* start GIVEN RECORDS *
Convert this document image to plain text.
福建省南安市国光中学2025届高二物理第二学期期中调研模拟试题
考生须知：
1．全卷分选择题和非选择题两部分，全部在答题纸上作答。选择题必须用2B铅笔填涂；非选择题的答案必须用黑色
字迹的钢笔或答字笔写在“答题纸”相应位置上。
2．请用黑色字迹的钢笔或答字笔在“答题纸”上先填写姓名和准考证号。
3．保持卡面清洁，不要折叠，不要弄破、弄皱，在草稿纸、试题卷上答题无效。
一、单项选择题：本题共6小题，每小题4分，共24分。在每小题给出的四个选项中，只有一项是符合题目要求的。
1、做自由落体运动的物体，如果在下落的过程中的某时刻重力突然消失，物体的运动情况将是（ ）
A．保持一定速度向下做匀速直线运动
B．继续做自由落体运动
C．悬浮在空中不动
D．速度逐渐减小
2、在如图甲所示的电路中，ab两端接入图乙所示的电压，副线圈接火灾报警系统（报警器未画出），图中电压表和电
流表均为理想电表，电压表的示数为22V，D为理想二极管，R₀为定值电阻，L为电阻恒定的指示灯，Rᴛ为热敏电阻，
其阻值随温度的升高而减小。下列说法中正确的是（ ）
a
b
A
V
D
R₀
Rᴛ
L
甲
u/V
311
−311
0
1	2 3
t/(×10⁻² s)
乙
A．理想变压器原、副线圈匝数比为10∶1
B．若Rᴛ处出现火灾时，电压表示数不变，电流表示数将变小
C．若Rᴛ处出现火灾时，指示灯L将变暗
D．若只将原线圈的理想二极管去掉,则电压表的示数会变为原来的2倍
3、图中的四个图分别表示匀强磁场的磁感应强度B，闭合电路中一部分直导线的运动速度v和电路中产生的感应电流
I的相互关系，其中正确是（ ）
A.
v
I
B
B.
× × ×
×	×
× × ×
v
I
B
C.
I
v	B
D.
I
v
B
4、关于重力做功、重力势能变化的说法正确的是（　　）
* end GIVEN RECORDS *
WHAT IS REQUIRED:
Search the lines for "若Rᴛ处出现火灾时". Copy each line that has it.

EXERCISE ANSWER:
B．若Rᴛ处出现火灾时，电压表示数不变，电流表示数将变小
C．若Rᴛ处出现火灾时，指示灯L将变暗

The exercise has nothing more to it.